▼▼▼

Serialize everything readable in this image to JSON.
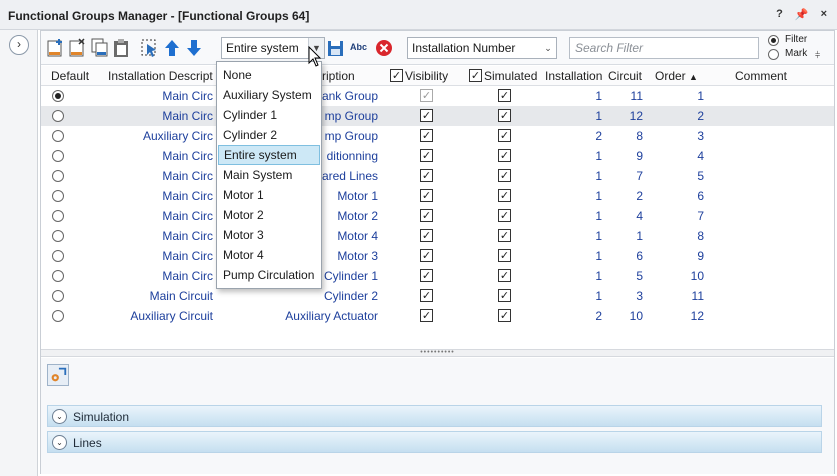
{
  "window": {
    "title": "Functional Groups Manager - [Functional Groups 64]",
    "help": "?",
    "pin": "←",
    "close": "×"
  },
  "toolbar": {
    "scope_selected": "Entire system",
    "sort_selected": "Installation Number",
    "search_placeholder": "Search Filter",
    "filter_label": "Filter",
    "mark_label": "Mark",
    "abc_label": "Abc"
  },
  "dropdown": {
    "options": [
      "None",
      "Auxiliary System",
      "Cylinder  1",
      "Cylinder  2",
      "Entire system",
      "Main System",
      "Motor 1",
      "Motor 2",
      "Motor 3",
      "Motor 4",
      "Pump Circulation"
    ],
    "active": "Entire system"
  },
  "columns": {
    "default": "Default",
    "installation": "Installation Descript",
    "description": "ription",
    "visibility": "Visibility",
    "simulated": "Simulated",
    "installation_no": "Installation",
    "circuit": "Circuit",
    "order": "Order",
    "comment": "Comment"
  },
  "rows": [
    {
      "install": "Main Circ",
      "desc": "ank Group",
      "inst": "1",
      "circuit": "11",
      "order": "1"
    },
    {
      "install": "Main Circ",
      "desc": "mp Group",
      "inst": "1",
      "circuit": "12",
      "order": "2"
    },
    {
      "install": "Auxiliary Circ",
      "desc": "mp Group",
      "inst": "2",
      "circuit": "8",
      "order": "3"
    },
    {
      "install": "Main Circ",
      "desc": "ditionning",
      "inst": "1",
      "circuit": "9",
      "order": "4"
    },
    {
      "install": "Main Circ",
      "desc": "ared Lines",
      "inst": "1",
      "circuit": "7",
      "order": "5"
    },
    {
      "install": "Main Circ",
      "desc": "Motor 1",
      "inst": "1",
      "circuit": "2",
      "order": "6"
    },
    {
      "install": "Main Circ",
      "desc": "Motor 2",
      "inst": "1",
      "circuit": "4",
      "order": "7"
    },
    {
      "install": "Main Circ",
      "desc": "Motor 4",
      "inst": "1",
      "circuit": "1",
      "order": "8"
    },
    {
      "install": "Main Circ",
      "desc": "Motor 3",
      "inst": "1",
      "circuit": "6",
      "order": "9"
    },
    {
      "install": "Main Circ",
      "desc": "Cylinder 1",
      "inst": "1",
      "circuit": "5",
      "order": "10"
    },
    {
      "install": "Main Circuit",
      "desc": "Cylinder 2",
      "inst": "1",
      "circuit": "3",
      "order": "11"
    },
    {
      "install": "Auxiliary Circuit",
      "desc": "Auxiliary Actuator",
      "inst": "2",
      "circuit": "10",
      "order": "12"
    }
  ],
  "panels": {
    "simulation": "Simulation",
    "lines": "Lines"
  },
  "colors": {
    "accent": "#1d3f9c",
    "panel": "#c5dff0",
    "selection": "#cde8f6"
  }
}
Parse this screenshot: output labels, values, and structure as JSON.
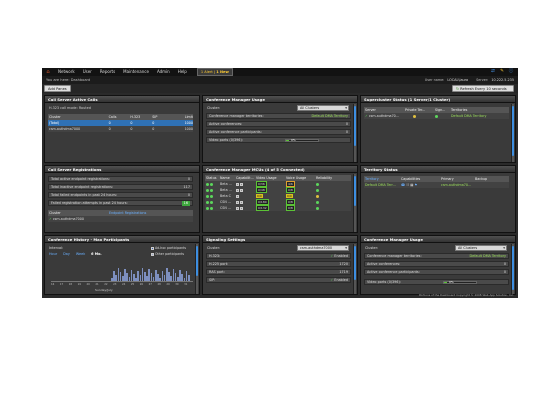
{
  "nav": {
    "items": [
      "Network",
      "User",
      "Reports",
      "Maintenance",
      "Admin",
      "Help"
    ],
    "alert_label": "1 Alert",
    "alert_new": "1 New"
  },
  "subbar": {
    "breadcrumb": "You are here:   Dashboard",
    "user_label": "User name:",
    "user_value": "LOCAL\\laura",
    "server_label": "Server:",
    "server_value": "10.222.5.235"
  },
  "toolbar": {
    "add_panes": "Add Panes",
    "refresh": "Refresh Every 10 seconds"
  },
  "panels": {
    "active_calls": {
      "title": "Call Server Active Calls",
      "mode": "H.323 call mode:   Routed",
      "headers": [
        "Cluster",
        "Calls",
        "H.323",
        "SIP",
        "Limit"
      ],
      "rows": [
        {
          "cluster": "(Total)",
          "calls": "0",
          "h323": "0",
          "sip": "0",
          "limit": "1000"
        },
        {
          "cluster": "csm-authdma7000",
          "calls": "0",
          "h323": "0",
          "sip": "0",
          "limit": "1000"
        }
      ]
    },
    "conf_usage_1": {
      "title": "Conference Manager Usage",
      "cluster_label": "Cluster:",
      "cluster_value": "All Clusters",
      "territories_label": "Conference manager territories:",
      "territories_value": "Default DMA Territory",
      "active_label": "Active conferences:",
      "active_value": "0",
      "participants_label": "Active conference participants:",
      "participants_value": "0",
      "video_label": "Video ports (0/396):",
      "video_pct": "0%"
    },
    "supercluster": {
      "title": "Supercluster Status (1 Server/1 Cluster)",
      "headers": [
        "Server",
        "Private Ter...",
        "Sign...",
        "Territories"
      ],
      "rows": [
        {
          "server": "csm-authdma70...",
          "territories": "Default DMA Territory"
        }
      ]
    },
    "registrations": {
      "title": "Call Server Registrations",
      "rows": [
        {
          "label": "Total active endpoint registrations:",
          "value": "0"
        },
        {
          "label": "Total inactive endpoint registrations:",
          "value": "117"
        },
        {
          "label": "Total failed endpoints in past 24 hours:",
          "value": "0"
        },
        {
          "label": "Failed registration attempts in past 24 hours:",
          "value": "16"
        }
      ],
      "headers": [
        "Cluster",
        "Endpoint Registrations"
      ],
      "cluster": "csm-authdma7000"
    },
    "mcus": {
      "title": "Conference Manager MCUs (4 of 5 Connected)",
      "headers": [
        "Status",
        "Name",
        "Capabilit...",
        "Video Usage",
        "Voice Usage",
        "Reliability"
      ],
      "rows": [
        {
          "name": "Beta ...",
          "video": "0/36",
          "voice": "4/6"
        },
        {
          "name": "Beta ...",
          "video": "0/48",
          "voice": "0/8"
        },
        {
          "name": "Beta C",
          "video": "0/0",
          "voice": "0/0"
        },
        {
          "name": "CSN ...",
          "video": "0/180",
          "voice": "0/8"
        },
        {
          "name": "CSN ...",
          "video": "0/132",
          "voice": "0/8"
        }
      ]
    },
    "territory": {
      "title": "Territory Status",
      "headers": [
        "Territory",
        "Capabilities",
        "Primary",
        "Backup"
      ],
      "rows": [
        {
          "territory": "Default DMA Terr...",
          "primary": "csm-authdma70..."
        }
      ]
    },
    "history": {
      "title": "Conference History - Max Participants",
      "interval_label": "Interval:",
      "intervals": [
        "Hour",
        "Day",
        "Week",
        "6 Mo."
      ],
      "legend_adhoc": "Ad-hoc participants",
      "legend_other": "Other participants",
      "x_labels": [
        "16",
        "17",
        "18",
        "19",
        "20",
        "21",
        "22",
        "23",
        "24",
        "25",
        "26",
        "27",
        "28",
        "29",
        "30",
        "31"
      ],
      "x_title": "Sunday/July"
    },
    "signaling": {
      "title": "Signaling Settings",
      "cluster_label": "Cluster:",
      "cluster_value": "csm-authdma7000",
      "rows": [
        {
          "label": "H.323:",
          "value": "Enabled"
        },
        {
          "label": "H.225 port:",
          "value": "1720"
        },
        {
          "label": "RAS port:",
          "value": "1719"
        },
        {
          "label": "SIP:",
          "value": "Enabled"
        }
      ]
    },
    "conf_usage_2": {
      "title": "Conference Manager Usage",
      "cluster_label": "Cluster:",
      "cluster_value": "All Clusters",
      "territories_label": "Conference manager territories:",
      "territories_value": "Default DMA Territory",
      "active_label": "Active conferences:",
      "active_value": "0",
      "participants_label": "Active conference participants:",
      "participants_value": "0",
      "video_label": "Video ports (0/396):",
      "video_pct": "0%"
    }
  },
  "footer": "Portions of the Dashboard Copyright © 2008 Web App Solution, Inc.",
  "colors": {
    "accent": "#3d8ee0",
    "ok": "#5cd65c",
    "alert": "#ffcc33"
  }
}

▲▲▲
▼▼▼

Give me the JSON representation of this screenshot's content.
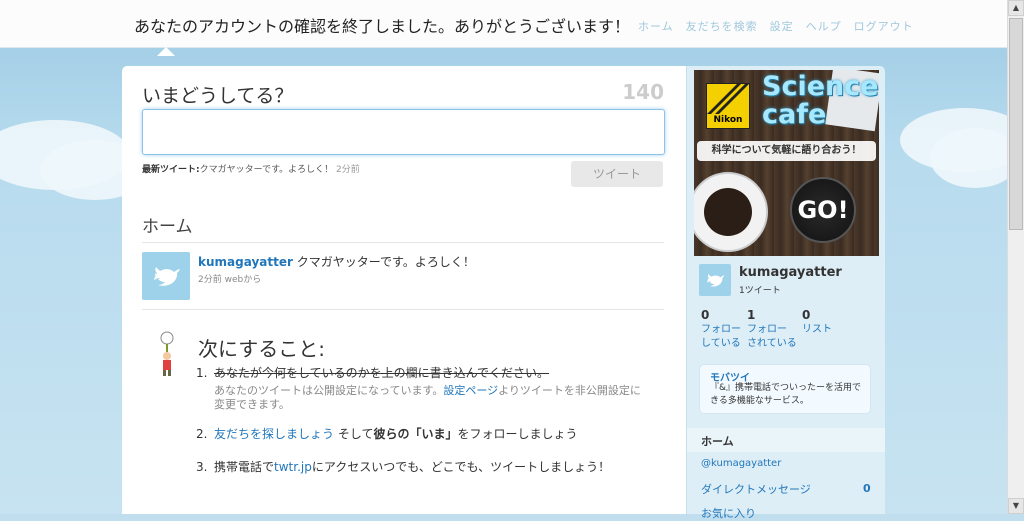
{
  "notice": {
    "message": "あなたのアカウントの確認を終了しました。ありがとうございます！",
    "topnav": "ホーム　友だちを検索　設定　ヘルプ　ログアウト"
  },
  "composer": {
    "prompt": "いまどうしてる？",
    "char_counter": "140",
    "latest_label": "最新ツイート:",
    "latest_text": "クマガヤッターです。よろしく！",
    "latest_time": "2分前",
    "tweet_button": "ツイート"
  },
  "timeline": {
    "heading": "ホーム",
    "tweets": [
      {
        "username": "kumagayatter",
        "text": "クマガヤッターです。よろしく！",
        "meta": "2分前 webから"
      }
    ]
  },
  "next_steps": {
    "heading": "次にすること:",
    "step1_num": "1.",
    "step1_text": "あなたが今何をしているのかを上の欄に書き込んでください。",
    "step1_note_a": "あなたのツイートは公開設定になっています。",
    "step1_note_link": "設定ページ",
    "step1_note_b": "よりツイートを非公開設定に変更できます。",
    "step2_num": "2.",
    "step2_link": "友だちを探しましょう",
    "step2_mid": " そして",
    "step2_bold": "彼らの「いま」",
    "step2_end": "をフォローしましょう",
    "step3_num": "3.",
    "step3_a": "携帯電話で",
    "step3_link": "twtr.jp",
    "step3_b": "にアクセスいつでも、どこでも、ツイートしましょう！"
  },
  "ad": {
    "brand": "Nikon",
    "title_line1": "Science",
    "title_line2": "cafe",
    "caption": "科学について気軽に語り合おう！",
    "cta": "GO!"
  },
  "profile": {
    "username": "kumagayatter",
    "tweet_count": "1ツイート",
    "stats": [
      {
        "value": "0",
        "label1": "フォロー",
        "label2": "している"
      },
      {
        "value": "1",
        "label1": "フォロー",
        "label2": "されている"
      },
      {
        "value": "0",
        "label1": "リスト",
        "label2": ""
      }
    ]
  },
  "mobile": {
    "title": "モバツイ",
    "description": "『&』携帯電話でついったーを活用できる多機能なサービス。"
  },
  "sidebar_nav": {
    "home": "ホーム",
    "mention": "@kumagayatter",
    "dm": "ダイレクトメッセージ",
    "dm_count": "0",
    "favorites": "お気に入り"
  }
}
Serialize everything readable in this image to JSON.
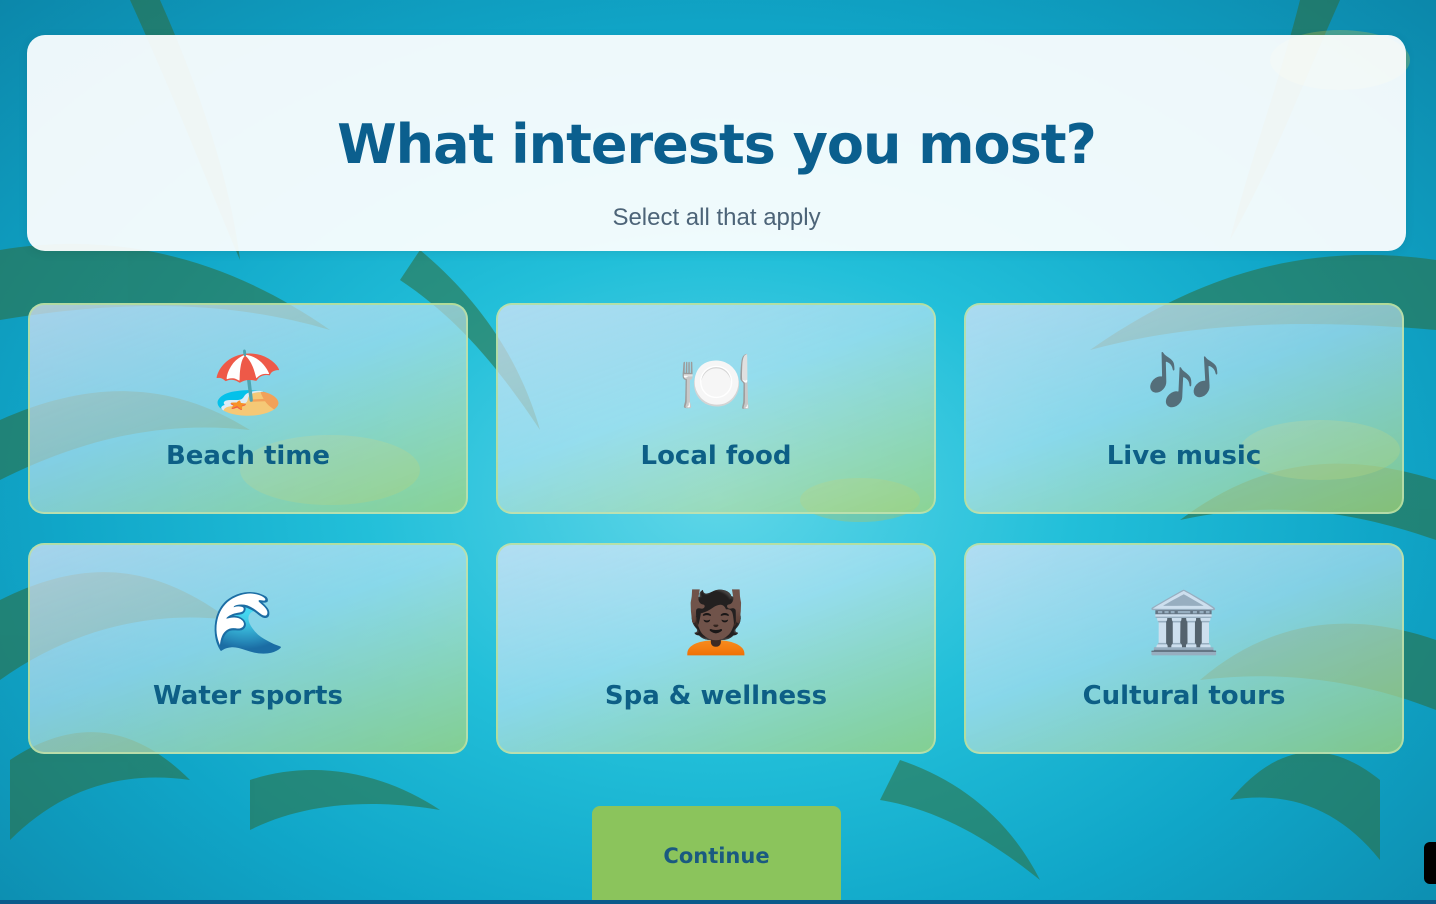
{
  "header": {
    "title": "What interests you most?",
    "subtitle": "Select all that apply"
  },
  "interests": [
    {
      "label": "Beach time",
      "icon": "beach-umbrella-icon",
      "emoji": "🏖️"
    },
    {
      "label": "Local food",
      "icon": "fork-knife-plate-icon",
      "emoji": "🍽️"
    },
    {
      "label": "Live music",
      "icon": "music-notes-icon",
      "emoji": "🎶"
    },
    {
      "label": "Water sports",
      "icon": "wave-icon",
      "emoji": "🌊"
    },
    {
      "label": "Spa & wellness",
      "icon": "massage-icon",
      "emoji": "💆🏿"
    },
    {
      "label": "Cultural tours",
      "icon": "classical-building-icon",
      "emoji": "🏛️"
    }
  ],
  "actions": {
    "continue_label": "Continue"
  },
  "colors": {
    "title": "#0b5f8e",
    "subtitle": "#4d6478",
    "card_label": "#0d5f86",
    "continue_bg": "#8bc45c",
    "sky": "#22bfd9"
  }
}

▲▲▲

**Set problem**: From the material above, copy each line that includes the word "Total".

**Written reply**:
          "cluster": "(Total)",
          "label": "Total active endpoint registrations:",
          "label": "Total inactive endpoint registrations:",
          "label": "Total failed endpoints in past 24 hours:",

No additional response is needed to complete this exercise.